- RECORDS TO PROCESS:
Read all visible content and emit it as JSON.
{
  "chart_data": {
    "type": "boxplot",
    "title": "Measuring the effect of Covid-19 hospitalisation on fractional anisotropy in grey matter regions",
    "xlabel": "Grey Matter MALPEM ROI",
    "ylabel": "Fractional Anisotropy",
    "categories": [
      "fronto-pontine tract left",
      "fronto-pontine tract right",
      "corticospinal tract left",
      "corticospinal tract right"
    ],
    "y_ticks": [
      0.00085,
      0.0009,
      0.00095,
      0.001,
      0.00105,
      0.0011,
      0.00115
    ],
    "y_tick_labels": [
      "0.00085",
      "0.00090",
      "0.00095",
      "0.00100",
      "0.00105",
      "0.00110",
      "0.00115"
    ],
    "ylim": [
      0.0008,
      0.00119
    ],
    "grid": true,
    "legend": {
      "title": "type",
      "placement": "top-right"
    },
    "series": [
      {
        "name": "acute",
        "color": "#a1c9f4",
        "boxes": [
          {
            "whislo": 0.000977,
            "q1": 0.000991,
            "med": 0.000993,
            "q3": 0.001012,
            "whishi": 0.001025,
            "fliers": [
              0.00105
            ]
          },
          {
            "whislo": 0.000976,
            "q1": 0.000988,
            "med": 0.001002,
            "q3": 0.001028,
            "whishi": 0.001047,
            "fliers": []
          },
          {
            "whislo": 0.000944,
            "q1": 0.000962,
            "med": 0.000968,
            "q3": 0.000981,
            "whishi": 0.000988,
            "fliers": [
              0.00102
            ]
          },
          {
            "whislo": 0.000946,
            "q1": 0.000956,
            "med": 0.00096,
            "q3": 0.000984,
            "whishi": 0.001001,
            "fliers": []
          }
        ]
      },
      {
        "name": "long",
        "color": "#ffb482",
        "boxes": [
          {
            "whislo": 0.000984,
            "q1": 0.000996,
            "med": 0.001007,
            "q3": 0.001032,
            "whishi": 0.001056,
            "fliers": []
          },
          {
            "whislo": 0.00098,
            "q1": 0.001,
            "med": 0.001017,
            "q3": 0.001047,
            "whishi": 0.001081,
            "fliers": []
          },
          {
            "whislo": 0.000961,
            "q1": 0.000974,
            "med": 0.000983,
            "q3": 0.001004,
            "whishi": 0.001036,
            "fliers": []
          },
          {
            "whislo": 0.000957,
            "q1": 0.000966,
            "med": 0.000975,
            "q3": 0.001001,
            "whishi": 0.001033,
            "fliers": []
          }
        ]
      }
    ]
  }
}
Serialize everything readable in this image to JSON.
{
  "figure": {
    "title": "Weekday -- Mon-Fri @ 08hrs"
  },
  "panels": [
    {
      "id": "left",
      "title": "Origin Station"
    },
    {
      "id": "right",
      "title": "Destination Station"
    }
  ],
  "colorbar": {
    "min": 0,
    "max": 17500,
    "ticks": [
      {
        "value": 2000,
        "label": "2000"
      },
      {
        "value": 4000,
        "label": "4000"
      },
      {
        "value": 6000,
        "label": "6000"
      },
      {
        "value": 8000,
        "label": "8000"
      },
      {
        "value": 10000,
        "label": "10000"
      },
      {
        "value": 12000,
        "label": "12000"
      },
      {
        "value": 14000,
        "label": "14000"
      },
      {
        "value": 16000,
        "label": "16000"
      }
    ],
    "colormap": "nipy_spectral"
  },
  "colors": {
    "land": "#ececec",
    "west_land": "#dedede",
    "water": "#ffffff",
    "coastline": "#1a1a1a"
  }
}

- DIRECTIVE: Repeat the records above exactly as they appear.

- COMPLETE RESPONSE:
Read all visible content and emit it as JSON.
{
  "chart_data": {
    "type": "boxplot",
    "title": "Measuring the effect of Covid-19 hospitalisation on fractional anisotropy in grey matter regions",
    "xlabel": "Grey Matter MALPEM ROI",
    "ylabel": "Fractional Anisotropy",
    "categories": [
      "fronto-pontine tract left",
      "fronto-pontine tract right",
      "corticospinal tract left",
      "corticospinal tract right"
    ],
    "y_ticks": [
      0.00085,
      0.0009,
      0.00095,
      0.001,
      0.00105,
      0.0011,
      0.00115
    ],
    "y_tick_labels": [
      "0.00085",
      "0.00090",
      "0.00095",
      "0.00100",
      "0.00105",
      "0.00110",
      "0.00115"
    ],
    "ylim": [
      0.0008,
      0.00119
    ],
    "grid": true,
    "legend": {
      "title": "type",
      "placement": "top-right"
    },
    "series": [
      {
        "name": "acute",
        "color": "#a1c9f4",
        "boxes": [
          {
            "whislo": 0.000977,
            "q1": 0.000991,
            "med": 0.000993,
            "q3": 0.001012,
            "whishi": 0.001025,
            "fliers": [
              0.00105
            ]
          },
          {
            "whislo": 0.000976,
            "q1": 0.000988,
            "med": 0.001002,
            "q3": 0.001028,
            "whishi": 0.001047,
            "fliers": []
          },
          {
            "whislo": 0.000944,
            "q1": 0.000962,
            "med": 0.000968,
            "q3": 0.000981,
            "whishi": 0.000988,
            "fliers": [
              0.00102
            ]
          },
          {
            "whislo": 0.000946,
            "q1": 0.000956,
            "med": 0.00096,
            "q3": 0.000984,
            "whishi": 0.001001,
            "fliers": []
          }
        ]
      },
      {
        "name": "long",
        "color": "#ffb482",
        "boxes": [
          {
            "whislo": 0.000984,
            "q1": 0.000996,
            "med": 0.001007,
            "q3": 0.001032,
            "whishi": 0.001056,
            "fliers": []
          },
          {
            "whislo": 0.00098,
            "q1": 0.001,
            "med": 0.001017,
            "q3": 0.001047,
            "whishi": 0.001081,
            "fliers": []
          },
          {
            "whislo": 0.000961,
            "q1": 0.000974,
            "med": 0.000983,
            "q3": 0.001004,
            "whishi": 0.001036,
            "fliers": []
          },
          {
            "whislo": 0.000957,
            "q1": 0.000966,
            "med": 0.000975,
            "q3": 0.001001,
            "whishi": 0.001033,
            "fliers": []
          }
        ]
      }
    ]
  }
}
Serialize everything readable in this image to JSON.
{
  "figure": {
    "title": "Weekday -- Mon-Fri @ 08hrs"
  },
  "panels": [
    {
      "id": "left",
      "title": "Origin Station"
    },
    {
      "id": "right",
      "title": "Destination Station"
    }
  ],
  "colorbar": {
    "min": 0,
    "max": 17500,
    "ticks": [
      {
        "value": 2000,
        "label": "2000"
      },
      {
        "value": 4000,
        "label": "4000"
      },
      {
        "value": 6000,
        "label": "6000"
      },
      {
        "value": 8000,
        "label": "8000"
      },
      {
        "value": 10000,
        "label": "10000"
      },
      {
        "value": 12000,
        "label": "12000"
      },
      {
        "value": 14000,
        "label": "14000"
      },
      {
        "value": 16000,
        "label": "16000"
      }
    ],
    "colormap": "nipy_spectral"
  },
  "colors": {
    "land": "#ececec",
    "west_land": "#dedede",
    "water": "#ffffff",
    "coastline": "#1a1a1a"
  }
}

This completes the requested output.